----- EXTRACTED RECORDS -----

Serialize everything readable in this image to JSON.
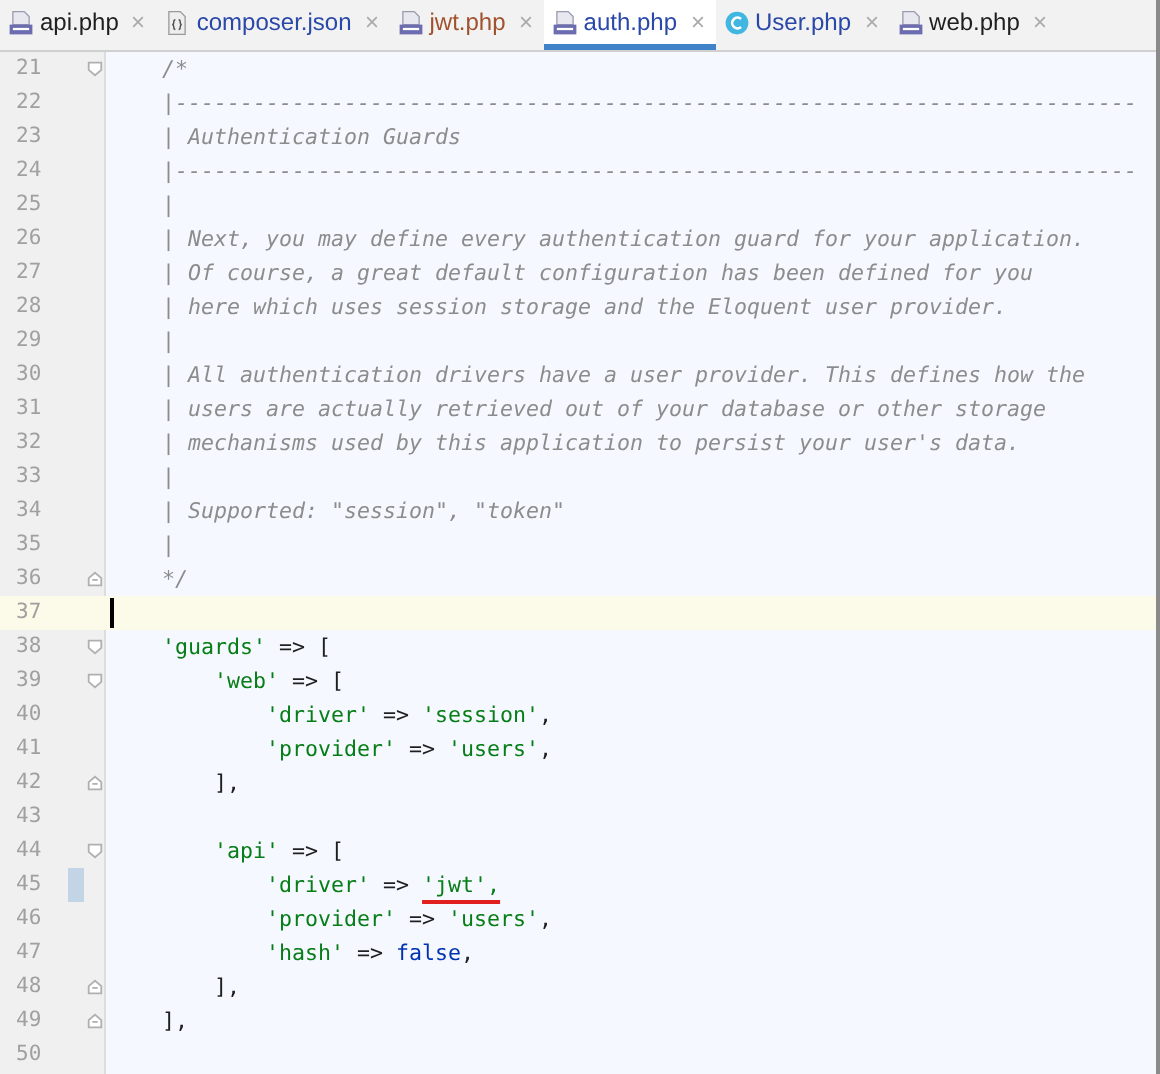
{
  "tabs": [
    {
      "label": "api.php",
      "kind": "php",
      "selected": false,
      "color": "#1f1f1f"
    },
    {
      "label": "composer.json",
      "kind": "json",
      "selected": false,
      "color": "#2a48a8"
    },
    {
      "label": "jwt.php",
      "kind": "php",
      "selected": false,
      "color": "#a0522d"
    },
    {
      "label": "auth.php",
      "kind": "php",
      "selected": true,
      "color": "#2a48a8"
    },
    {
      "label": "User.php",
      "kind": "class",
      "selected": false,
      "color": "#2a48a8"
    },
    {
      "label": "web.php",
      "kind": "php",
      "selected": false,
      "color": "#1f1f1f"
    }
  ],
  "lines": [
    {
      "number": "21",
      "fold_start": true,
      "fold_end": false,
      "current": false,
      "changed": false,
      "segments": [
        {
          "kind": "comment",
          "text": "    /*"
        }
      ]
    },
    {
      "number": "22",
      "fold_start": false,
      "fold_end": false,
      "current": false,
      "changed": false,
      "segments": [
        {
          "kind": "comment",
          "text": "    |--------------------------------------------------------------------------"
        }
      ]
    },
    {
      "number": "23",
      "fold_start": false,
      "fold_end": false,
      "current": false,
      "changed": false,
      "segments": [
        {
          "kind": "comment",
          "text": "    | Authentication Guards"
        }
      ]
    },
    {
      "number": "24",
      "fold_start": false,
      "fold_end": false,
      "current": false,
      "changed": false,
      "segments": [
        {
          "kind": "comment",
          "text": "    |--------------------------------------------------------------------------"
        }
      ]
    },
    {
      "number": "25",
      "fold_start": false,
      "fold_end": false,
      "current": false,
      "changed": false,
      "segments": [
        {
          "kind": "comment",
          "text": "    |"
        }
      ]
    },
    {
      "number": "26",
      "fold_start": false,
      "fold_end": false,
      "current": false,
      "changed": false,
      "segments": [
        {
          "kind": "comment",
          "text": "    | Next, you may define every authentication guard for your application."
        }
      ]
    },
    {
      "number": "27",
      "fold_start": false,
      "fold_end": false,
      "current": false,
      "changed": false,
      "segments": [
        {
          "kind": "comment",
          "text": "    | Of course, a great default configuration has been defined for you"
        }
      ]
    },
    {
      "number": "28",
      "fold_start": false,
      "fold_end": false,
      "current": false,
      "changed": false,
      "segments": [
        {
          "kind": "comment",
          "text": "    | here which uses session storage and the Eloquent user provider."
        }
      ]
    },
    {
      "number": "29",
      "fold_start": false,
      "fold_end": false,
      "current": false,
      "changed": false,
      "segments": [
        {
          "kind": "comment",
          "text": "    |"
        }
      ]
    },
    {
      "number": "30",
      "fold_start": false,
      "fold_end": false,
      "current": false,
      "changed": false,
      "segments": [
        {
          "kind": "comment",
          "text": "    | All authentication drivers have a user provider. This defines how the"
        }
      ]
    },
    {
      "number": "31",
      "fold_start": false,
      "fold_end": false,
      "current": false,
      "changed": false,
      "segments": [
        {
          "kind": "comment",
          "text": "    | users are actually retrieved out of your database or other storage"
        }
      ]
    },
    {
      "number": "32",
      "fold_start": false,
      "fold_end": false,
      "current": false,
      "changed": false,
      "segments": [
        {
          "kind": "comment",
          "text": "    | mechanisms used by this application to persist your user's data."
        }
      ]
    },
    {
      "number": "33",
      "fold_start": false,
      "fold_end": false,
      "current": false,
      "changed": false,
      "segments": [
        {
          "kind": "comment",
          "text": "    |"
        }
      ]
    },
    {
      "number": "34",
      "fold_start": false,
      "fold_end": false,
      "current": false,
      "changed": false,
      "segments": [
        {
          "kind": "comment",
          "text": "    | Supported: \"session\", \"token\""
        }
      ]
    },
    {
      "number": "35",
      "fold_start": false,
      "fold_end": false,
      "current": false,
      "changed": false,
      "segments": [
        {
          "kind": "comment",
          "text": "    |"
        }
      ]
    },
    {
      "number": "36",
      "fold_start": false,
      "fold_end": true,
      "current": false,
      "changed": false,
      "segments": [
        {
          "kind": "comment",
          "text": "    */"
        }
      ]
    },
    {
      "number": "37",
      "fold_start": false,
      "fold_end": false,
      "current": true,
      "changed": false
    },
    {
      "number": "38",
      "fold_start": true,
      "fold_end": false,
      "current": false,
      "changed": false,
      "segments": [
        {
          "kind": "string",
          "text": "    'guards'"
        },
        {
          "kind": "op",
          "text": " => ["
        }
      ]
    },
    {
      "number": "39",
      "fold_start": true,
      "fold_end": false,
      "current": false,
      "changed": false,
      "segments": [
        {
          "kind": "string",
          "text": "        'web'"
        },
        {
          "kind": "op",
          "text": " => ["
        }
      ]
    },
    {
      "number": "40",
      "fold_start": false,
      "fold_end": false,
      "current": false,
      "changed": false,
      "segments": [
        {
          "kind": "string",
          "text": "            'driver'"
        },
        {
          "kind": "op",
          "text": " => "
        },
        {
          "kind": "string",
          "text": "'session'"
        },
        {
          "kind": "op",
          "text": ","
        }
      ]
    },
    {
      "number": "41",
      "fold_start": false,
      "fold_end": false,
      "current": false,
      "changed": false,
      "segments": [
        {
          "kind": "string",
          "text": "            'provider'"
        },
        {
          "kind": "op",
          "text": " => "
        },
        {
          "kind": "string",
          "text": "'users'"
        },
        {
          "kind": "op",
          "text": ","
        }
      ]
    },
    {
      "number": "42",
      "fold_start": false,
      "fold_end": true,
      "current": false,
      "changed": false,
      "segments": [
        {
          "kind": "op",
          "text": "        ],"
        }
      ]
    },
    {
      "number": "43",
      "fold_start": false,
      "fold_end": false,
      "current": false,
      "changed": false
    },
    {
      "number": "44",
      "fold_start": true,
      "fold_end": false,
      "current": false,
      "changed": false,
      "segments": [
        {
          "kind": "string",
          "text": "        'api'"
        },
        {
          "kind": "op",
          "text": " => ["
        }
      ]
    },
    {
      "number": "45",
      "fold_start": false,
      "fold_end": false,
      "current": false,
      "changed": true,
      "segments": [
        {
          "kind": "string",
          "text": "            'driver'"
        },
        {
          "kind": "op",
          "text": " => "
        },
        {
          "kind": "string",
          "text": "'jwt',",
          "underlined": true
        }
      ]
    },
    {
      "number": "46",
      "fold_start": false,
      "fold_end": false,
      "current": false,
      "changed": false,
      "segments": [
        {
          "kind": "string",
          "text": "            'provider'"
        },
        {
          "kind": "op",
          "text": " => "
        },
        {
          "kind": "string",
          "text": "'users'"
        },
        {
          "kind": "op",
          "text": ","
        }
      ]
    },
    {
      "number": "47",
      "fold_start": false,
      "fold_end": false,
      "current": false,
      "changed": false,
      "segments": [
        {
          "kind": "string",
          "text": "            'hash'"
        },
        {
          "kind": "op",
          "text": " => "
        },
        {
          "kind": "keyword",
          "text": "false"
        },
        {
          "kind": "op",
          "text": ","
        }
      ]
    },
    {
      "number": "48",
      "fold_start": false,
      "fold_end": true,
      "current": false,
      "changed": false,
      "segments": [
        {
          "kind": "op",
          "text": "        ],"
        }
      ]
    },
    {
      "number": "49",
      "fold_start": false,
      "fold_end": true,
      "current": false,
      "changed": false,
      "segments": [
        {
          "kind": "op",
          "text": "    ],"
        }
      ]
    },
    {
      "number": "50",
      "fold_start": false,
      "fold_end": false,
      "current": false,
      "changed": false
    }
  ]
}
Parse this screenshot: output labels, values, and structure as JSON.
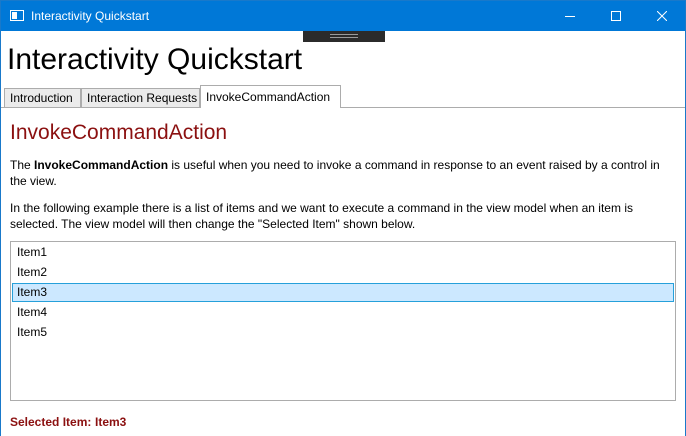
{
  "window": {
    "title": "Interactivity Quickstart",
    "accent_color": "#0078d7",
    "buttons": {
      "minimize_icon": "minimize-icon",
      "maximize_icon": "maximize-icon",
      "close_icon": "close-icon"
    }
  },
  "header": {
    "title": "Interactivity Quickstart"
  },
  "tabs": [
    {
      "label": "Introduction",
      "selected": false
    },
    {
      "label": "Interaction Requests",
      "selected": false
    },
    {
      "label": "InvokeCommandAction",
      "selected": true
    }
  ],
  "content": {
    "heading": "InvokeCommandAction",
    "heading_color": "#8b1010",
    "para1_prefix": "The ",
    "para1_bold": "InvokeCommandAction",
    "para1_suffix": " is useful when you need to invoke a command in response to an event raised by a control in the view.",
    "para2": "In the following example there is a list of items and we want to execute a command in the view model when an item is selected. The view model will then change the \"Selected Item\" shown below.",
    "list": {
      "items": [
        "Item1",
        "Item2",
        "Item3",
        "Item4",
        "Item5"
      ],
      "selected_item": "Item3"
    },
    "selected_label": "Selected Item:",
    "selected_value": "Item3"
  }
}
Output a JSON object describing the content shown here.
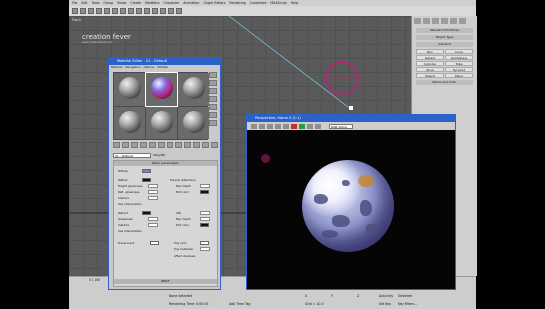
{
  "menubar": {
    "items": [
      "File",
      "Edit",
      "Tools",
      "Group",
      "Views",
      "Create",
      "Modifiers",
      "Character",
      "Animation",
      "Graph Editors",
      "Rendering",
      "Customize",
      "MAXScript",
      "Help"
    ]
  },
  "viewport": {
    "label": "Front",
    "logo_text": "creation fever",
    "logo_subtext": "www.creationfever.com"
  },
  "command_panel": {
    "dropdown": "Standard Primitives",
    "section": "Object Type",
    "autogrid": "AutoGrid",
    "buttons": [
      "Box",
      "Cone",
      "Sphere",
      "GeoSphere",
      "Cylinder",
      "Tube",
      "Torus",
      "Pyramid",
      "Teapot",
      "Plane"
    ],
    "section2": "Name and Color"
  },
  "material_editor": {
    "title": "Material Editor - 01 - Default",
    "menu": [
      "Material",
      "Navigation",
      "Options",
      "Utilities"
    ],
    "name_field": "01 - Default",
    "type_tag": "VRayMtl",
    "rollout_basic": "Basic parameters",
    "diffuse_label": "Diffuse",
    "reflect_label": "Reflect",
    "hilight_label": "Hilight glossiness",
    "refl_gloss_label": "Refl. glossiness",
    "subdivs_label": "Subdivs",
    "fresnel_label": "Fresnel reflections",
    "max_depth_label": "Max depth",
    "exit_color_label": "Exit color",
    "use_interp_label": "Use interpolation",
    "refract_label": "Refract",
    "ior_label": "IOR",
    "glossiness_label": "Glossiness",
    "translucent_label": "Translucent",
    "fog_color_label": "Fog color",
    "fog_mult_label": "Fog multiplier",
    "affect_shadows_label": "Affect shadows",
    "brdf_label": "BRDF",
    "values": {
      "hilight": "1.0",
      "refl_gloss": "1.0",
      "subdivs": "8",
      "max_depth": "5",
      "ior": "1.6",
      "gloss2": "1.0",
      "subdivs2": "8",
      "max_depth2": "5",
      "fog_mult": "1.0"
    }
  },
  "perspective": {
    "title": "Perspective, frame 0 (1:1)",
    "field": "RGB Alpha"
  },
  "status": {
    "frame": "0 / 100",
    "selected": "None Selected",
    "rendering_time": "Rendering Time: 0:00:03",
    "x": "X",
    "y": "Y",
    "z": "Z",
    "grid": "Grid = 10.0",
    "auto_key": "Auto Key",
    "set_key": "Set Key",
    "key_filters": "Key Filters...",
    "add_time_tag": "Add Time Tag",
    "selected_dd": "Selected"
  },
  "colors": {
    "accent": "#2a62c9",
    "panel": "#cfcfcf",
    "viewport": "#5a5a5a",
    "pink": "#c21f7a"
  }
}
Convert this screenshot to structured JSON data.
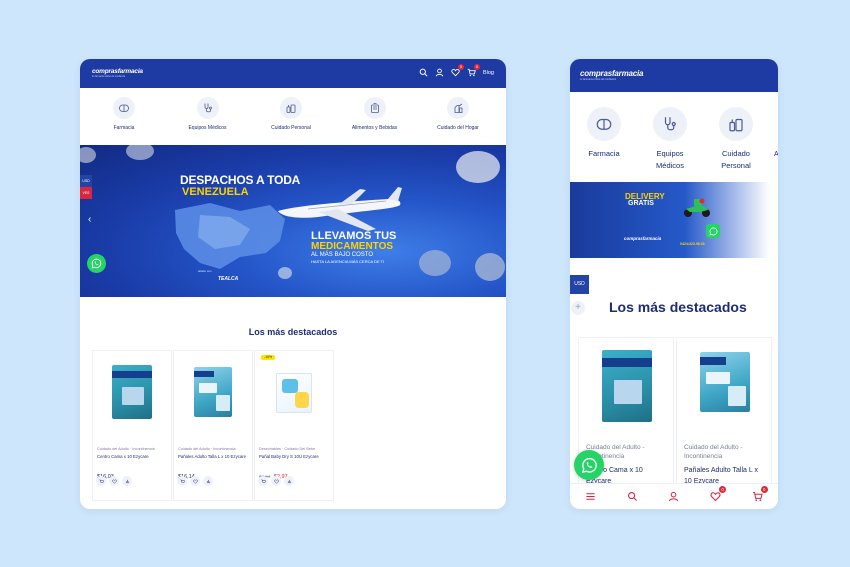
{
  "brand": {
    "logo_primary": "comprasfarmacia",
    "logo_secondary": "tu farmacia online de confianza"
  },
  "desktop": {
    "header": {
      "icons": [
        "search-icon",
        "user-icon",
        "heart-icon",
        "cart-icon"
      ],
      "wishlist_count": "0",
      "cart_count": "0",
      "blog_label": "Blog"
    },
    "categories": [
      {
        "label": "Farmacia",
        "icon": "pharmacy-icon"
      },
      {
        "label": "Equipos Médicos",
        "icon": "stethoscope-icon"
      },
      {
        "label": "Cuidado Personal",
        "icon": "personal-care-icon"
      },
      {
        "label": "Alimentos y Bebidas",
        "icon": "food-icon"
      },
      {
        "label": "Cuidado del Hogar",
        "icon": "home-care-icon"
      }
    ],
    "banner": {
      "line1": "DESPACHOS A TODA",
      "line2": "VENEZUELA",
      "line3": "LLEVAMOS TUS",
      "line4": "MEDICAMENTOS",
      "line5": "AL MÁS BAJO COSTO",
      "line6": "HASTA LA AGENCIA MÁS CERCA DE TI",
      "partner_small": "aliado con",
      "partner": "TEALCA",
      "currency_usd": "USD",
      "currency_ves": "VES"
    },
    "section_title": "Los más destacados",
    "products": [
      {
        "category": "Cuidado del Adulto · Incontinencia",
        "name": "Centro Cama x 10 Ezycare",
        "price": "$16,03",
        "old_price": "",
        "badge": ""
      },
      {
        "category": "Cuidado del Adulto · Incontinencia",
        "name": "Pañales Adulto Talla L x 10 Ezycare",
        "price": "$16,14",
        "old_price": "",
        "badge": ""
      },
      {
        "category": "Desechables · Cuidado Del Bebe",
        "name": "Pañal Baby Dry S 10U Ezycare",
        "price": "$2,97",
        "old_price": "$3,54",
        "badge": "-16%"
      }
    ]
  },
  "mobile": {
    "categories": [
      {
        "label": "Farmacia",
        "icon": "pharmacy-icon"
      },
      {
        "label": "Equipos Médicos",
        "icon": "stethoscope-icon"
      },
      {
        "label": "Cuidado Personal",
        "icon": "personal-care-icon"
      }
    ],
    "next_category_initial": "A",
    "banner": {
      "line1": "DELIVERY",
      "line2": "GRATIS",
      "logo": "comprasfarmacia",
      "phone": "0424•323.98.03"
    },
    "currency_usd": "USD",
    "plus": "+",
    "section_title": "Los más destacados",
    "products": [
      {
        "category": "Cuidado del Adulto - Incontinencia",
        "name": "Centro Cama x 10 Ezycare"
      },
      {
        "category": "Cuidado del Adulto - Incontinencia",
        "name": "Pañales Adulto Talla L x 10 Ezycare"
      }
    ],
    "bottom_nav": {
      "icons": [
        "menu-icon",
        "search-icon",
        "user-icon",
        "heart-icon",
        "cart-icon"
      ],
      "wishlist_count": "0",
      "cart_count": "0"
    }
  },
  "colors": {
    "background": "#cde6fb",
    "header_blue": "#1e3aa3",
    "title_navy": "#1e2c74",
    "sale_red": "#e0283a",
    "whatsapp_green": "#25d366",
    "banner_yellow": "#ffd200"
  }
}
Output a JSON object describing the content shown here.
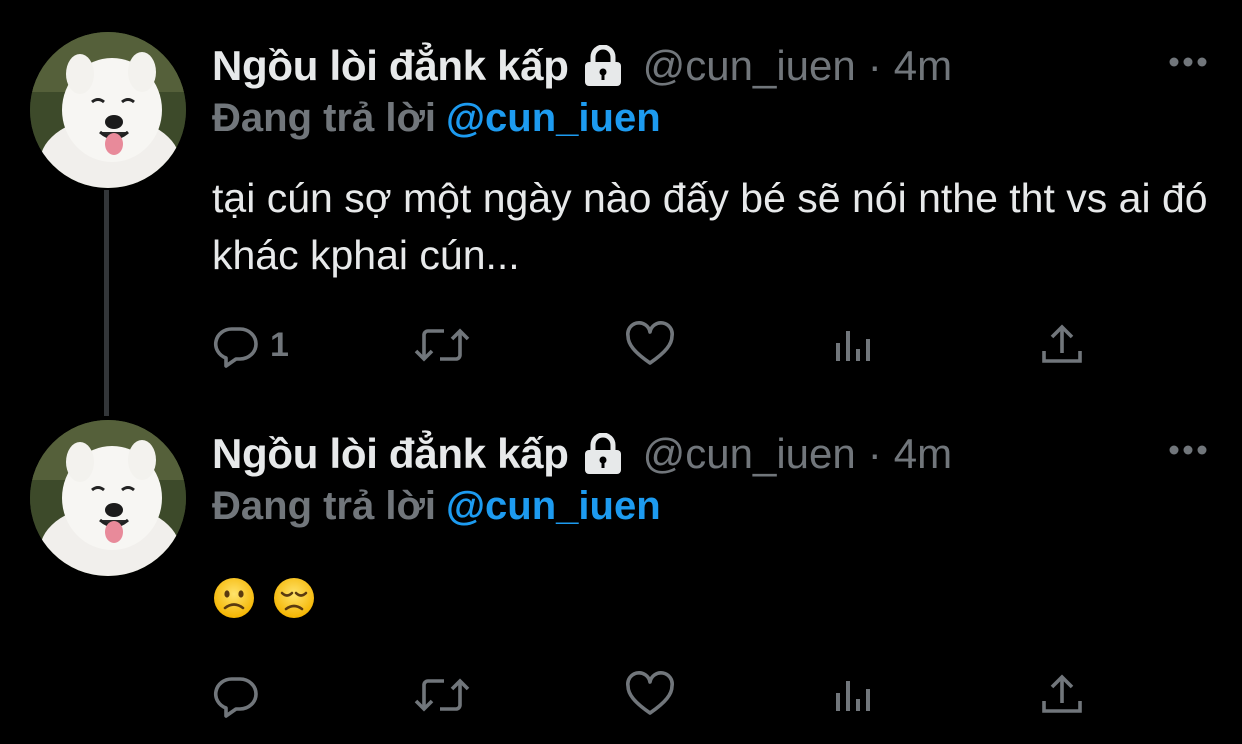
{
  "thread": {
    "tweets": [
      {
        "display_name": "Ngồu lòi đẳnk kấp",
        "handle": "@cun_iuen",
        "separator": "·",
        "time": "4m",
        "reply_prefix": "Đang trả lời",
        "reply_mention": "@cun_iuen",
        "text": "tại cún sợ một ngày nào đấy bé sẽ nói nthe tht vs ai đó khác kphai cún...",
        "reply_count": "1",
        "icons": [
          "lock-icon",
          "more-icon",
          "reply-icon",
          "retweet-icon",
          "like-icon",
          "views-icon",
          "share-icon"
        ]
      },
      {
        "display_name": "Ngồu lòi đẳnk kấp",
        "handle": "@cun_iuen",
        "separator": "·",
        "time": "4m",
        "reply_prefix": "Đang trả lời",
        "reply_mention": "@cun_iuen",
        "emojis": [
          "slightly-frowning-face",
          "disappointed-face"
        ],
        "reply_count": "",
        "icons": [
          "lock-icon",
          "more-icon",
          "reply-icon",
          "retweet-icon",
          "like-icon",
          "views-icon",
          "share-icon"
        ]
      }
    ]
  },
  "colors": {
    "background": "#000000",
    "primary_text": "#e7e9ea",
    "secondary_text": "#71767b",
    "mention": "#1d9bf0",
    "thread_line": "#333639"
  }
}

-----

_WRITTEN TASK_
Scan the lines for the string "Centro". Copy out each line that matches.

_OUTPUT FOR THIS EXERCISE_
        "name": "Centro Cama x 10 Ezycare",
        "name": "Centro Cama x 10 Ezycare"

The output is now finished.